Format the lines in the entries below as a numbered list, leaving out any blank lines.
**** Data to process
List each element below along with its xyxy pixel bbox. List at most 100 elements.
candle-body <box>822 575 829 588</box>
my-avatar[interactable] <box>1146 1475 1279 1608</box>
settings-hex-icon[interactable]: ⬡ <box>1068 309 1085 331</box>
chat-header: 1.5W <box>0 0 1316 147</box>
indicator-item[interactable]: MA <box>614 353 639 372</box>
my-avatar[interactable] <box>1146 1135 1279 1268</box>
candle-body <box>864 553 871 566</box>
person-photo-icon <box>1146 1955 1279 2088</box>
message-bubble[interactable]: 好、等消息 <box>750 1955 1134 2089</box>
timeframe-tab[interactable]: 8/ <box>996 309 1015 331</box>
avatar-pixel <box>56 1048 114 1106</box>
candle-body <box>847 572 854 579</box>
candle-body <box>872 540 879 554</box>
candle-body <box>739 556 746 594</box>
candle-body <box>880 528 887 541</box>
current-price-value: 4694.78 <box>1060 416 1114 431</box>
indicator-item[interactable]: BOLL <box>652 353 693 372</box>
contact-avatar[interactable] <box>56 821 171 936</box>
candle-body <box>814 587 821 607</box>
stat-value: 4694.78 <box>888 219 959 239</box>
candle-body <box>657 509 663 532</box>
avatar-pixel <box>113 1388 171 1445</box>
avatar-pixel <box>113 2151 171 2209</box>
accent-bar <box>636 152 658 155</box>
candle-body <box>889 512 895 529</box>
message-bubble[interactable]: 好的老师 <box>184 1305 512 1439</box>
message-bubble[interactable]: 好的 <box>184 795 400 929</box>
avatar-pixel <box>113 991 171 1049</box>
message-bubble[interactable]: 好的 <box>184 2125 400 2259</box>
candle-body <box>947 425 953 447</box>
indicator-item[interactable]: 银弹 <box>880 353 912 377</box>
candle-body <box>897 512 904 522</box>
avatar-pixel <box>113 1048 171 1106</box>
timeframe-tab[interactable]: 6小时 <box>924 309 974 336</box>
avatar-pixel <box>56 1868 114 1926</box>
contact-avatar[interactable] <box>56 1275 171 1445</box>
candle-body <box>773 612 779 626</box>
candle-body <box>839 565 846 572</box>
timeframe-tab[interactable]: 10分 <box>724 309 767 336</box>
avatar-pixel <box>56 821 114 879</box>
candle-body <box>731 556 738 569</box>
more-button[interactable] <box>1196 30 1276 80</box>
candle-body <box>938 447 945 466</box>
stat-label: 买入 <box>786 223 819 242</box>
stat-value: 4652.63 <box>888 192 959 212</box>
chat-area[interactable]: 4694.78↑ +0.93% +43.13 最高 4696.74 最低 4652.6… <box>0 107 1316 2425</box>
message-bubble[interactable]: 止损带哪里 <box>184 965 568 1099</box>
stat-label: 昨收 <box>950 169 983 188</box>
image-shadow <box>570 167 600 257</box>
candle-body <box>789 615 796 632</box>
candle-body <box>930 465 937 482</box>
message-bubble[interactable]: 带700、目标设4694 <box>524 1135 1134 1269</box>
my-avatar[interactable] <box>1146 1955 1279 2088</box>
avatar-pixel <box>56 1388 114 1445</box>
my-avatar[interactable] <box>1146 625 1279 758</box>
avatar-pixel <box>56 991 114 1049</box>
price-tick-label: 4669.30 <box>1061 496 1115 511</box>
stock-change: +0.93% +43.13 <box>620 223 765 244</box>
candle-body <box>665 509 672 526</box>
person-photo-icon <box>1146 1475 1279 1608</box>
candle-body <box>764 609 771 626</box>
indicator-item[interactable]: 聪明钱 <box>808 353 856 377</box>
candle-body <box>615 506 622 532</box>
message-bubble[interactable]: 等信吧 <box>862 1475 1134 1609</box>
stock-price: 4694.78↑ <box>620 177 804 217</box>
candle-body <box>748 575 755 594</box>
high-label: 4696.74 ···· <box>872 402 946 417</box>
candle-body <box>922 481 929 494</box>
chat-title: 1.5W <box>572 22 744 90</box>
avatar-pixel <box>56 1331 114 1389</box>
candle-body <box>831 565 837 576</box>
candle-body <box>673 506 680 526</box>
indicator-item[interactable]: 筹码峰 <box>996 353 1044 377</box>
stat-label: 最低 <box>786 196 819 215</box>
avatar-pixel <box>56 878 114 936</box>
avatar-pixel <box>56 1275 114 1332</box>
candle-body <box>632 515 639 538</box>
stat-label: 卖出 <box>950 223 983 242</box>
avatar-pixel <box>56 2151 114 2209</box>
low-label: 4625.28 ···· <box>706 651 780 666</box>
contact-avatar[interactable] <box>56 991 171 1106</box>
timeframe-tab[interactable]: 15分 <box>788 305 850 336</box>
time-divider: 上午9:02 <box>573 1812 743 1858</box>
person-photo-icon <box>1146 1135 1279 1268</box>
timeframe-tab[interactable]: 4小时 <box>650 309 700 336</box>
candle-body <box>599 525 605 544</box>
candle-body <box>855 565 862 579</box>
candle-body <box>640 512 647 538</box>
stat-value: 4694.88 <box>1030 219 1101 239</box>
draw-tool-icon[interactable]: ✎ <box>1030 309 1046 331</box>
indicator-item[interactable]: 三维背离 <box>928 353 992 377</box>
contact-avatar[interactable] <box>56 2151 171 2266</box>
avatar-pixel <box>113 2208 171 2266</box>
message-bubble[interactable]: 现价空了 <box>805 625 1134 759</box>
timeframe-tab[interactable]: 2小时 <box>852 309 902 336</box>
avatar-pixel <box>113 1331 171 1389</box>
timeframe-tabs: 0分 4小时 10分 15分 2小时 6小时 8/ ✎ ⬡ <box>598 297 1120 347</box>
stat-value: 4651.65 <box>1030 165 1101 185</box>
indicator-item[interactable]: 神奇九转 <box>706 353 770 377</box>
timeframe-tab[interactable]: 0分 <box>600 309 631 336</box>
********
[Response to the exercise]:
1. List each element below along with its xyxy pixel bbox. List at most 100 elements.
2. candle-body <box>822 575 829 588</box>
3. my-avatar[interactable] <box>1146 1475 1279 1608</box>
4. settings-hex-icon[interactable]: ⬡ <box>1068 309 1085 331</box>
5. chat-header: 1.5W <box>0 0 1316 147</box>
6. indicator-item[interactable]: MA <box>614 353 639 372</box>
7. my-avatar[interactable] <box>1146 1135 1279 1268</box>
8. candle-body <box>864 553 871 566</box>
9. person-photo-icon <box>1146 1955 1279 2088</box>
10. message-bubble[interactable]: 好、等消息 <box>750 1955 1134 2089</box>
11. timeframe-tab[interactable]: 8/ <box>996 309 1015 331</box>
12. avatar-pixel <box>56 1048 114 1106</box>
13. candle-body <box>847 572 854 579</box>
14. candle-body <box>872 540 879 554</box>
15. candle-body <box>739 556 746 594</box>
16. candle-body <box>880 528 887 541</box>
17. current-price-value: 4694.78 <box>1060 416 1114 431</box>
18. indicator-item[interactable]: BOLL <box>652 353 693 372</box>
19. contact-avatar[interactable] <box>56 821 171 936</box>
20. candle-body <box>814 587 821 607</box>
21. stat-value: 4694.78 <box>888 219 959 239</box>
22. candle-body <box>657 509 663 532</box>
23. avatar-pixel <box>113 1388 171 1445</box>
24. avatar-pixel <box>113 2151 171 2209</box>
25. accent-bar <box>636 152 658 155</box>
26. candle-body <box>889 512 895 529</box>
27. message-bubble[interactable]: 好的老师 <box>184 1305 512 1439</box>
28. message-bubble[interactable]: 好的 <box>184 795 400 929</box>
29. avatar-pixel <box>113 991 171 1049</box>
30. message-bubble[interactable]: 好的 <box>184 2125 400 2259</box>
31. candle-body <box>947 425 953 447</box>
32. indicator-item[interactable]: 银弹 <box>880 353 912 377</box>
33. candle-body <box>897 512 904 522</box>
34. avatar-pixel <box>113 1048 171 1106</box>
35. timeframe-tab[interactable]: 6小时 <box>924 309 974 336</box>
36. avatar-pixel <box>56 1868 114 1926</box>
37. contact-avatar[interactable] <box>56 1275 171 1445</box>
38. candle-body <box>773 612 779 626</box>
39. candle-body <box>839 565 846 572</box>
40. timeframe-tab[interactable]: 10分 <box>724 309 767 336</box>
41. avatar-pixel <box>56 821 114 879</box>
42. candle-body <box>731 556 738 569</box>
43. more-button[interactable] <box>1196 30 1276 80</box>
44. candle-body <box>938 447 945 466</box>
45. stat-label: 买入 <box>786 223 819 242</box>
46. stat-value: 4652.63 <box>888 192 959 212</box>
47. chat-area[interactable]: 4694.78↑ +0.93% +43.13 最高 4696.74 最低 4652.6… <box>0 107 1316 2425</box>
48. message-bubble[interactable]: 止损带哪里 <box>184 965 568 1099</box>
49. stat-label: 昨收 <box>950 169 983 188</box>
50. image-shadow <box>570 167 600 257</box>
51. candle-body <box>789 615 796 632</box>
52. candle-body <box>930 465 937 482</box>
53. message-bubble[interactable]: 带700、目标设4694 <box>524 1135 1134 1269</box>
54. my-avatar[interactable] <box>1146 1955 1279 2088</box>
55. avatar-pixel <box>56 1388 114 1445</box>
56. my-avatar[interactable] <box>1146 625 1279 758</box>
57. avatar-pixel <box>56 991 114 1049</box>
58. price-tick-label: 4669.30 <box>1061 496 1115 511</box>
59. stock-change: +0.93% +43.13 <box>620 223 765 244</box>
60. candle-body <box>665 509 672 526</box>
61. person-photo-icon <box>1146 1475 1279 1608</box>
62. candle-body <box>764 609 771 626</box>
63. indicator-item[interactable]: 聪明钱 <box>808 353 856 377</box>
64. candle-body <box>615 506 622 532</box>
65. message-bubble[interactable]: 等信吧 <box>862 1475 1134 1609</box>
66. stock-price: 4694.78↑ <box>620 177 804 217</box>
67. candle-body <box>748 575 755 594</box>
68. high-label: 4696.74 ···· <box>872 402 946 417</box>
69. candle-body <box>922 481 929 494</box>
70. chat-title: 1.5W <box>572 22 744 90</box>
71. avatar-pixel <box>56 1331 114 1389</box>
72. candle-body <box>831 565 837 576</box>
73. candle-body <box>673 506 680 526</box>
74. indicator-item[interactable]: 筹码峰 <box>996 353 1044 377</box>
75. stat-label: 最低 <box>786 196 819 215</box>
76. avatar-pixel <box>56 878 114 936</box>
77. avatar-pixel <box>56 1275 114 1332</box>
78. candle-body <box>632 515 639 538</box>
79. stat-label: 卖出 <box>950 223 983 242</box>
80. avatar-pixel <box>56 2151 114 2209</box>
81. low-label: 4625.28 ···· <box>706 651 780 666</box>
82. contact-avatar[interactable] <box>56 991 171 1106</box>
83. timeframe-tab[interactable]: 15分 <box>788 305 850 336</box>
84. time-divider: 上午9:02 <box>573 1812 743 1858</box>
85. person-photo-icon <box>1146 1135 1279 1268</box>
86. timeframe-tab[interactable]: 4小时 <box>650 309 700 336</box>
87. candle-body <box>599 525 605 544</box>
88. candle-body <box>855 565 862 579</box>
89. candle-body <box>640 512 647 538</box>
90. stat-value: 4694.88 <box>1030 219 1101 239</box>
91. draw-tool-icon[interactable]: ✎ <box>1030 309 1046 331</box>
92. indicator-item[interactable]: 三维背离 <box>928 353 992 377</box>
93. contact-avatar[interactable] <box>56 2151 171 2266</box>
94. avatar-pixel <box>113 2208 171 2266</box>
95. message-bubble[interactable]: 现价空了 <box>805 625 1134 759</box>
96. timeframe-tab[interactable]: 2小时 <box>852 309 902 336</box>
97. avatar-pixel <box>113 1331 171 1389</box>
98. timeframe-tabs: 0分 4小时 10分 15分 2小时 6小时 8/ ✎ ⬡ <box>598 297 1120 347</box>
99. stat-value: 4651.65 <box>1030 165 1101 185</box>
100. indicator-item[interactable]: 神奇九转 <box>706 353 770 377</box>
101. timeframe-tab[interactable]: 0分 <box>600 309 631 336</box>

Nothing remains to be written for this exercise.